→ **Stated exercise**
Copy every record below, exactly as written.
____
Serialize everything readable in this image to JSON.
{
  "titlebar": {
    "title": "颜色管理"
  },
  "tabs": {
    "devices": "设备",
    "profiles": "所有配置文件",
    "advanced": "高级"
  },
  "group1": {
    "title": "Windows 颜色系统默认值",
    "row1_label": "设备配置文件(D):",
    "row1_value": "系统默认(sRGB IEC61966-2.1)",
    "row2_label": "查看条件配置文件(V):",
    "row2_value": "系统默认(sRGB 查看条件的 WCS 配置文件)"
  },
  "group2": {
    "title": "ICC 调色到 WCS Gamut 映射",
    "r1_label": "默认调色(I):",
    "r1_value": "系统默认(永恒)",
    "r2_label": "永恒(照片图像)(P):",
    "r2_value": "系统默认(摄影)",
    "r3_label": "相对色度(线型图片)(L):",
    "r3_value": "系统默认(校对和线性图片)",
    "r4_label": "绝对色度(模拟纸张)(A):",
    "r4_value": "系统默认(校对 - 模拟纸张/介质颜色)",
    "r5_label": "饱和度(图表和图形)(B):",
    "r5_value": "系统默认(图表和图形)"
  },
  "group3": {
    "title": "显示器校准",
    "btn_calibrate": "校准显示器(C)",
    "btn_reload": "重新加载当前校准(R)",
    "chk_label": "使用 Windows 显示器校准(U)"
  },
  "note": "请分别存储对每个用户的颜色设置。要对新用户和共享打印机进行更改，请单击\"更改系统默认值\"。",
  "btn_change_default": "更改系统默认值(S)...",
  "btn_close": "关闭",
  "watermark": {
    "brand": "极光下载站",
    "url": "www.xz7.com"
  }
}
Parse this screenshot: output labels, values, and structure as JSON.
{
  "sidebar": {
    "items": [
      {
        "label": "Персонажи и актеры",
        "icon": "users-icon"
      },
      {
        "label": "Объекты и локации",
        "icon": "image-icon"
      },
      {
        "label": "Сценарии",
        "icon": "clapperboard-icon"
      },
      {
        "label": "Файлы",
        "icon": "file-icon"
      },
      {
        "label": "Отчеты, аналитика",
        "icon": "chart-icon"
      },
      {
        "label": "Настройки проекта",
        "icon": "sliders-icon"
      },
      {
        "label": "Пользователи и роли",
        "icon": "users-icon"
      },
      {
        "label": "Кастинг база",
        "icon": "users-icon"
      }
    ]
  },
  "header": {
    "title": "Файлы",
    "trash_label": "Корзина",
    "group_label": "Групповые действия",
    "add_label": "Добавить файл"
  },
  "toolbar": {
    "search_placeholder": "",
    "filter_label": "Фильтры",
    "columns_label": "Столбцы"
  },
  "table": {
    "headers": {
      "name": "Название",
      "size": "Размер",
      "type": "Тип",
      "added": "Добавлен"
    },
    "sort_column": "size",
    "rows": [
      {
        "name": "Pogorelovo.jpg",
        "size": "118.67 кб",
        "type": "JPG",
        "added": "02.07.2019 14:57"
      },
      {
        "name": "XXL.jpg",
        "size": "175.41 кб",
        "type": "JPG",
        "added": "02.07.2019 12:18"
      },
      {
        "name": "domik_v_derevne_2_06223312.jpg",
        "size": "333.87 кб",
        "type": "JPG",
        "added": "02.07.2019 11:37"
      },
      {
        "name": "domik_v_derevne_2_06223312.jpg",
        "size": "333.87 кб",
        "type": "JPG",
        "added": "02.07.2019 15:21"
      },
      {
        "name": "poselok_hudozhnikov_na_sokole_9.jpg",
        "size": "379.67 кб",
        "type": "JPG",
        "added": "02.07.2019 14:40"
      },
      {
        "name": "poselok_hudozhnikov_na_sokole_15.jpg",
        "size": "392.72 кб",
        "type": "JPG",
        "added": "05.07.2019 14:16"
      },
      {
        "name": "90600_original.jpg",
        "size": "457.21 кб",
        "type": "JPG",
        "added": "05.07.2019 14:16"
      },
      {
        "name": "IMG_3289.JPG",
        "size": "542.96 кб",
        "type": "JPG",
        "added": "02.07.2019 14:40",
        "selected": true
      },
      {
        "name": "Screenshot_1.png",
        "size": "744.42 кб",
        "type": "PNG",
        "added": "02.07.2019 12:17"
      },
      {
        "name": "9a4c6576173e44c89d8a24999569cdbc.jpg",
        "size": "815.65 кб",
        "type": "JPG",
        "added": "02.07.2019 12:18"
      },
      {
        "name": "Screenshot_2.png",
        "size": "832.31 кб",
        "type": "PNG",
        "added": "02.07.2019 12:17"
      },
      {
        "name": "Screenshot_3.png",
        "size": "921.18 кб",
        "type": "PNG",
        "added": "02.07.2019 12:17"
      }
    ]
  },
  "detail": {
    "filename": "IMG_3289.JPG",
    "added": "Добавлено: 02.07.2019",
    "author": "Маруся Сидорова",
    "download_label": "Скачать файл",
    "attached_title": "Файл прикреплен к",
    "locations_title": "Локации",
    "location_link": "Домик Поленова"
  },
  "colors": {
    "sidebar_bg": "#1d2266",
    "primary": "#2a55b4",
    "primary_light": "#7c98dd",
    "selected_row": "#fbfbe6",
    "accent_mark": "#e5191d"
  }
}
____
→ **Worked solution**
Serialize everything readable in this image to JSON.
{
  "titlebar": {
    "title": "颜色管理"
  },
  "tabs": {
    "devices": "设备",
    "profiles": "所有配置文件",
    "advanced": "高级"
  },
  "group1": {
    "title": "Windows 颜色系统默认值",
    "row1_label": "设备配置文件(D):",
    "row1_value": "系统默认(sRGB IEC61966-2.1)",
    "row2_label": "查看条件配置文件(V):",
    "row2_value": "系统默认(sRGB 查看条件的 WCS 配置文件)"
  },
  "group2": {
    "title": "ICC 调色到 WCS Gamut 映射",
    "r1_label": "默认调色(I):",
    "r1_value": "系统默认(永恒)",
    "r2_label": "永恒(照片图像)(P):",
    "r2_value": "系统默认(摄影)",
    "r3_label": "相对色度(线型图片)(L):",
    "r3_value": "系统默认(校对和线性图片)",
    "r4_label": "绝对色度(模拟纸张)(A):",
    "r4_value": "系统默认(校对 - 模拟纸张/介质颜色)",
    "r5_label": "饱和度(图表和图形)(B):",
    "r5_value": "系统默认(图表和图形)"
  },
  "group3": {
    "title": "显示器校准",
    "btn_calibrate": "校准显示器(C)",
    "btn_reload": "重新加载当前校准(R)",
    "chk_label": "使用 Windows 显示器校准(U)"
  },
  "note": "请分别存储对每个用户的颜色设置。要对新用户和共享打印机进行更改，请单击\"更改系统默认值\"。",
  "btn_change_default": "更改系统默认值(S)...",
  "btn_close": "关闭",
  "watermark": {
    "brand": "极光下载站",
    "url": "www.xz7.com"
  }
}
Parse this screenshot: output labels, values, and structure as JSON.
{
  "sidebar": {
    "items": [
      {
        "label": "Персонажи и актеры",
        "icon": "users-icon"
      },
      {
        "label": "Объекты и локации",
        "icon": "image-icon"
      },
      {
        "label": "Сценарии",
        "icon": "clapperboard-icon"
      },
      {
        "label": "Файлы",
        "icon": "file-icon"
      },
      {
        "label": "Отчеты, аналитика",
        "icon": "chart-icon"
      },
      {
        "label": "Настройки проекта",
        "icon": "sliders-icon"
      },
      {
        "label": "Пользователи и роли",
        "icon": "users-icon"
      },
      {
        "label": "Кастинг база",
        "icon": "users-icon"
      }
    ]
  },
  "header": {
    "title": "Файлы",
    "trash_label": "Корзина",
    "group_label": "Групповые действия",
    "add_label": "Добавить файл"
  },
  "toolbar": {
    "search_placeholder": "",
    "filter_label": "Фильтры",
    "columns_label": "Столбцы"
  },
  "table": {
    "headers": {
      "name": "Название",
      "size": "Размер",
      "type": "Тип",
      "added": "Добавлен"
    },
    "sort_column": "size",
    "rows": [
      {
        "name": "Pogorelovo.jpg",
        "size": "118.67 кб",
        "type": "JPG",
        "added": "02.07.2019 14:57"
      },
      {
        "name": "XXL.jpg",
        "size": "175.41 кб",
        "type": "JPG",
        "added": "02.07.2019 12:18"
      },
      {
        "name": "domik_v_derevne_2_06223312.jpg",
        "size": "333.87 кб",
        "type": "JPG",
        "added": "02.07.2019 11:37"
      },
      {
        "name": "domik_v_derevne_2_06223312.jpg",
        "size": "333.87 кб",
        "type": "JPG",
        "added": "02.07.2019 15:21"
      },
      {
        "name": "poselok_hudozhnikov_na_sokole_9.jpg",
        "size": "379.67 кб",
        "type": "JPG",
        "added": "02.07.2019 14:40"
      },
      {
        "name": "poselok_hudozhnikov_na_sokole_15.jpg",
        "size": "392.72 кб",
        "type": "JPG",
        "added": "05.07.2019 14:16"
      },
      {
        "name": "90600_original.jpg",
        "size": "457.21 кб",
        "type": "JPG",
        "added": "05.07.2019 14:16"
      },
      {
        "name": "IMG_3289.JPG",
        "size": "542.96 кб",
        "type": "JPG",
        "added": "02.07.2019 14:40",
        "selected": true
      },
      {
        "name": "Screenshot_1.png",
        "size": "744.42 кб",
        "type": "PNG",
        "added": "02.07.2019 12:17"
      },
      {
        "name": "9a4c6576173e44c89d8a24999569cdbc.jpg",
        "size": "815.65 кб",
        "type": "JPG",
        "added": "02.07.2019 12:18"
      },
      {
        "name": "Screenshot_2.png",
        "size": "832.31 кб",
        "type": "PNG",
        "added": "02.07.2019 12:17"
      },
      {
        "name": "Screenshot_3.png",
        "size": "921.18 кб",
        "type": "PNG",
        "added": "02.07.2019 12:17"
      }
    ]
  },
  "detail": {
    "filename": "IMG_3289.JPG",
    "added": "Добавлено: 02.07.2019",
    "author": "Маруся Сидорова",
    "download_label": "Скачать файл",
    "attached_title": "Файл прикреплен к",
    "locations_title": "Локации",
    "location_link": "Домик Поленова"
  },
  "colors": {
    "sidebar_bg": "#1d2266",
    "primary": "#2a55b4",
    "primary_light": "#7c98dd",
    "selected_row": "#fbfbe6",
    "accent_mark": "#e5191d"
  }
}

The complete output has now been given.